### LISTED ENTRIES

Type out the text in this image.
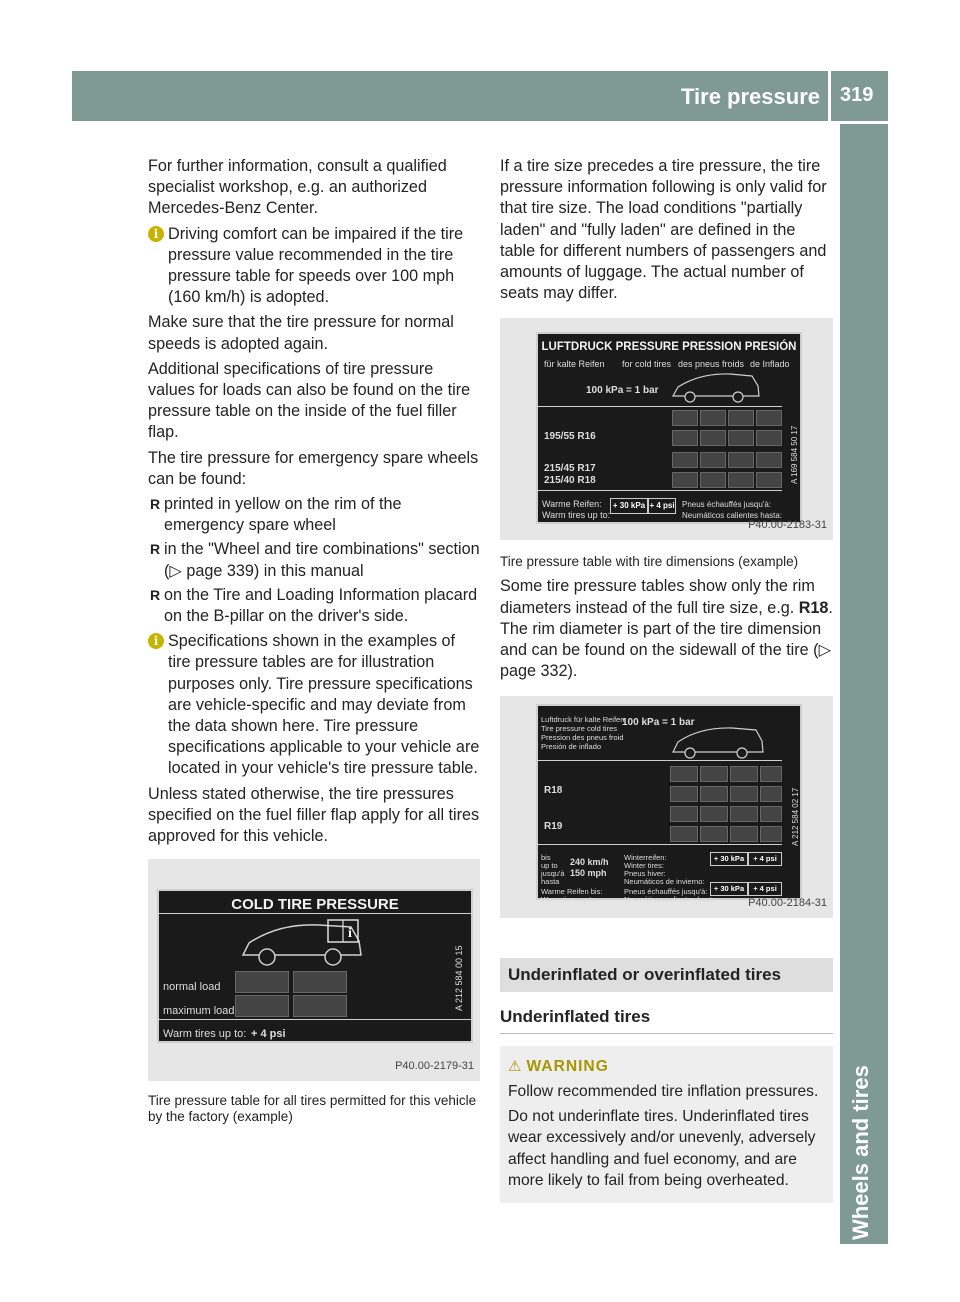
Tire pressure 319
Wheels and tires

For further information, consult a qualified specialist workshop, e.g. an authorized Mercedes-Benz Center.

i Driving comfort can be impaired if the tire pressure value recommended in the tire pressure table for speeds over 100 mph (160 km/h) is adopted.

Make sure that the tire pressure for normal speeds is adopted again.

Additional specifications of tire pressure values for loads can also be found on the tire pressure table on the inside of the fuel filler flap.

The tire pressure for emergency spare wheels can be found:

R printed in yellow on the rim of the emergency spare wheel
R in the "Wheel and tire combinations" section (▷ page 339) in this manual
R on the Tire and Loading Information placard on the B-pillar on the driver's side.
i Specifications shown in the examples of tire pressure tables are for illustration purposes only. Tire pressure specifications are vehicle-specific and may deviate from the data shown here. Tire pressure specifications applicable to your vehicle are located in your vehicle's tire pressure table.

Unless stated otherwise, the tire pressures specified on the fuel filler flap apply for all tires approved for this vehicle.

COLD TIRE PRESSURE
i
normal load
maximum load
Warm tires up to: + 4 psi
A 212 584 00 15
P40.00-2179-31
Tire pressure table for all tires permitted for this vehicle by the factory (example)

If a tire size precedes a tire pressure, the tire pressure information following is only valid for that tire size. The load conditions "partially laden" and "fully laden" are defined in the table for different numbers of passengers and amounts of luggage. The actual number of seats may differ.

LUFTDRUCK PRESSURE PRESSION PRESIÓN
für kalte Reifen for cold tires des pneus froids de Inflado
100 kPa = 1 bar
195/55 R16
215/45 R17
215/40 R18
Warme Reifen:
Warm tires up to:
+ 30 kPa + 4 psi Pneus échauffés jusqu'à:
Neumáticos calientes hasta:
A 169 584 50 17
P40.00-2183-31
Tire pressure table with tire dimensions (example)

Some tire pressure tables show only the rim diameters instead of the full tire size, e.g. R18. The rim diameter is part of the tire dimension and can be found on the sidewall of the tire (▷ page 332).

Luftdruck für kalte Reifen
Tire pressure cold tires
Pression des pneus froid
Presión de inflado
100 kPa = 1 bar
R18
R19
bis
up to
jusqu'à
hasta
240 km/h
150 mph
Winterreifen:
Winter tires:
Pneus hiver:
Neumáticos de invierno:
+ 30 kPa	+ 4 psi
Warme Reifen bis:
Warm tires up to:
Pneus échauffés jusqu'à:
Neumáticos calientes hasta:
+ 30 kPa	+ 4 psi
A 212 584 02 17
P40.00-2184-31
Underinflated or overinflated tires
Underinflated tires
⚠ WARNING

Follow recommended tire inflation pressures.

Do not underinflate tires. Underinflated tires wear excessively and/or unevenly, adversely affect handling and fuel economy, and are more likely to fail from being overheated.
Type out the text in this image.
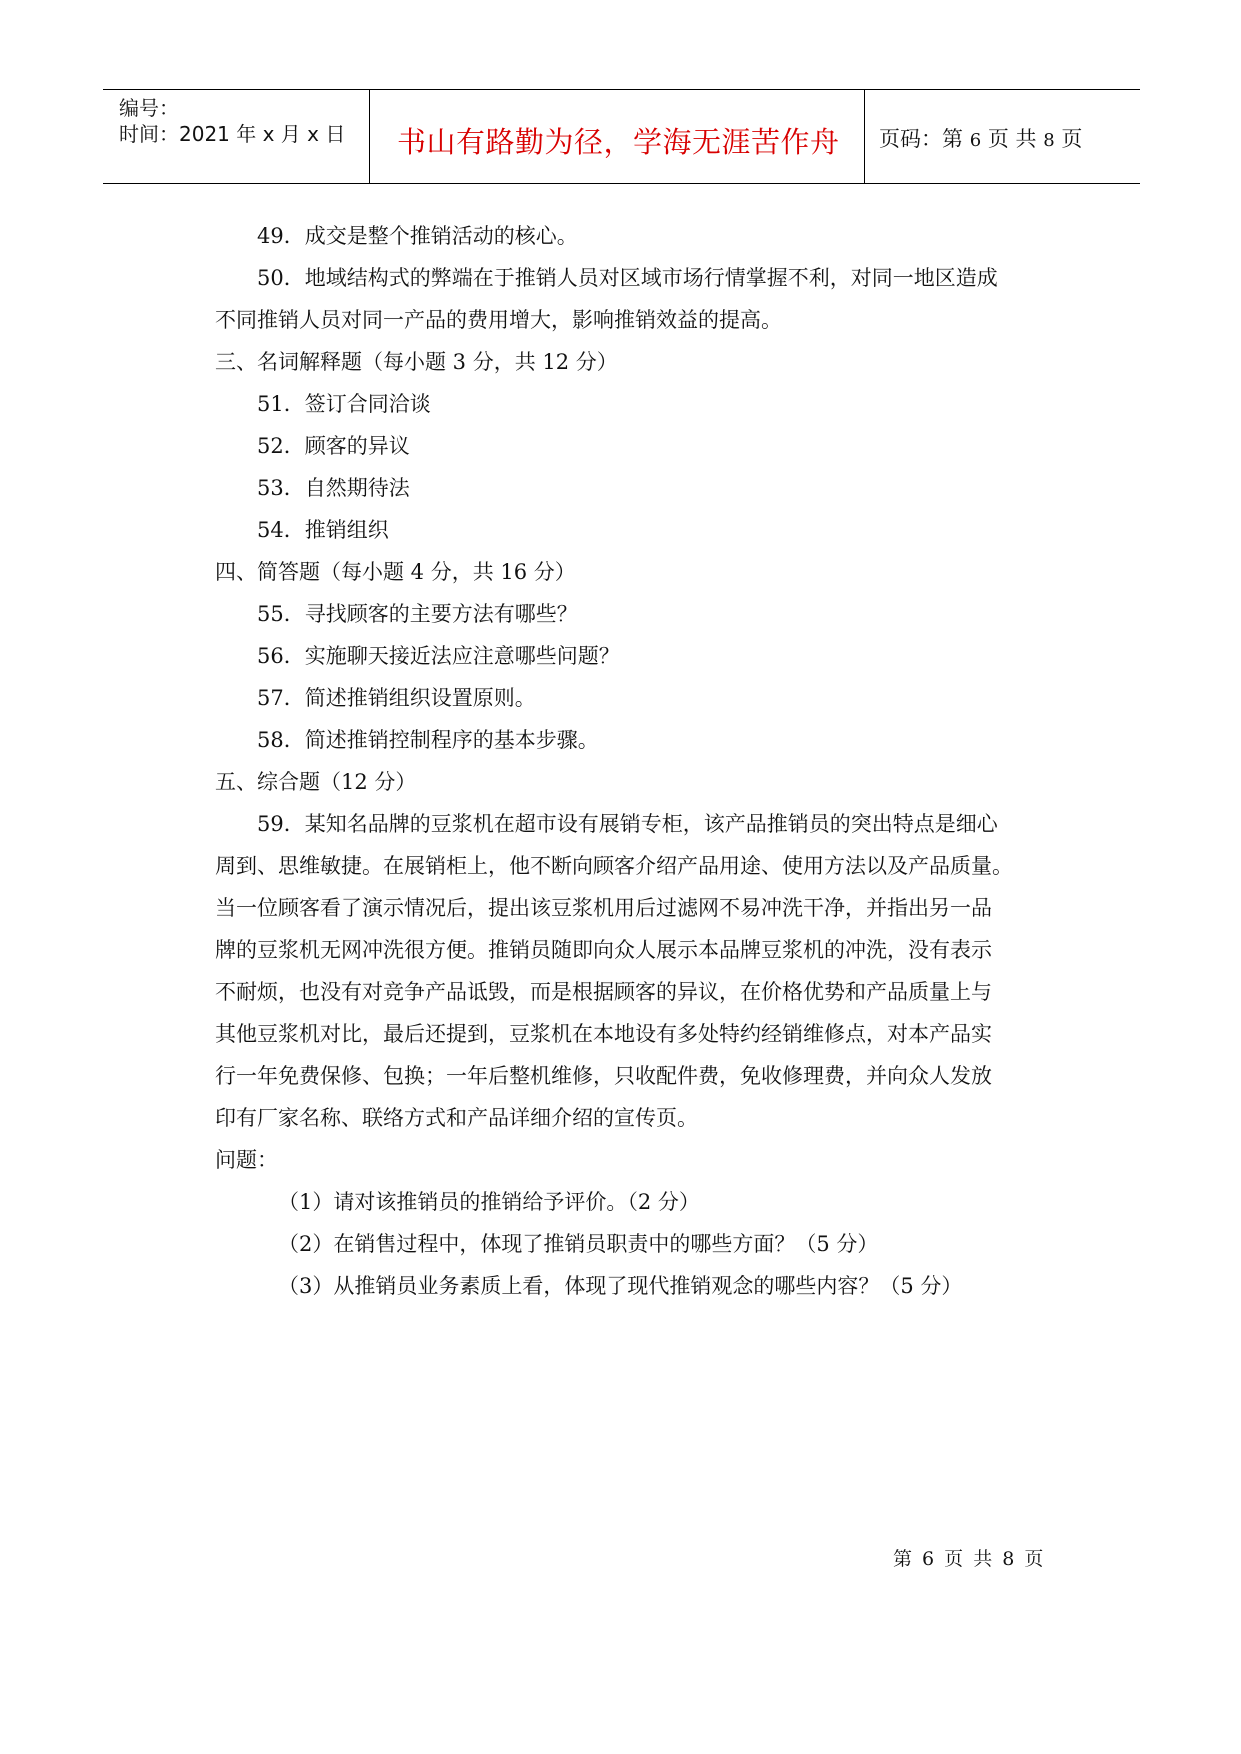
编号：
时间：2021 年 x 月 x 日 书山有路勤为径，学海无涯苦作舟 页码：第 6 页 共 8 页
49．成交是整个推销活动的核心。
50．地域结构式的弊端在于推销人员对区域市场行情掌握不利，对同一地区造成
不同推销人员对同一产品的费用增大，影响推销效益的提高。
三、名词解释题（每小题 3 分，共 12 分）
51．签订合同洽谈
52．顾客的异议
53．自然期待法
54．推销组织
四、简答题（每小题 4 分，共 16 分）
55．寻找顾客的主要方法有哪些？
56．实施聊天接近法应注意哪些问题？
57．简述推销组织设置原则。
58．简述推销控制程序的基本步骤。
五、综合题（12 分）
59．某知名品牌的豆浆机在超市设有展销专柜，该产品推销员的突出特点是细心
周到、思维敏捷。在展销柜上，他不断向顾客介绍产品用途、使用方法以及产品质量。
当一位顾客看了演示情况后，提出该豆浆机用后过滤网不易冲洗干净，并指出另一品
牌的豆浆机无网冲洗很方便。推销员随即向众人展示本品牌豆浆机的冲洗，没有表示
不耐烦，也没有对竞争产品诋毁，而是根据顾客的异议，在价格优势和产品质量上与
其他豆浆机对比，最后还提到，豆浆机在本地设有多处特约经销维修点，对本产品实
行一年免费保修、包换；一年后整机维修，只收配件费，免收修理费，并向众人发放
印有厂家名称、联络方式和产品详细介绍的宣传页。
问题：
（1）请对该推销员的推销给予评价。（2 分）
（2）在销售过程中，体现了推销员职责中的哪些方面？（5 分）
（3）从推销员业务素质上看，体现了现代推销观念的哪些内容？（5 分）
第 6 页 共 8 页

######

# YOUR GOAL
Show each line in the entries that holds the string "spare".

# CORRECT RESULT
The tire pressure for emergency spare wheels can be found:
R printed in yellow on the rim of the emergency spare wheel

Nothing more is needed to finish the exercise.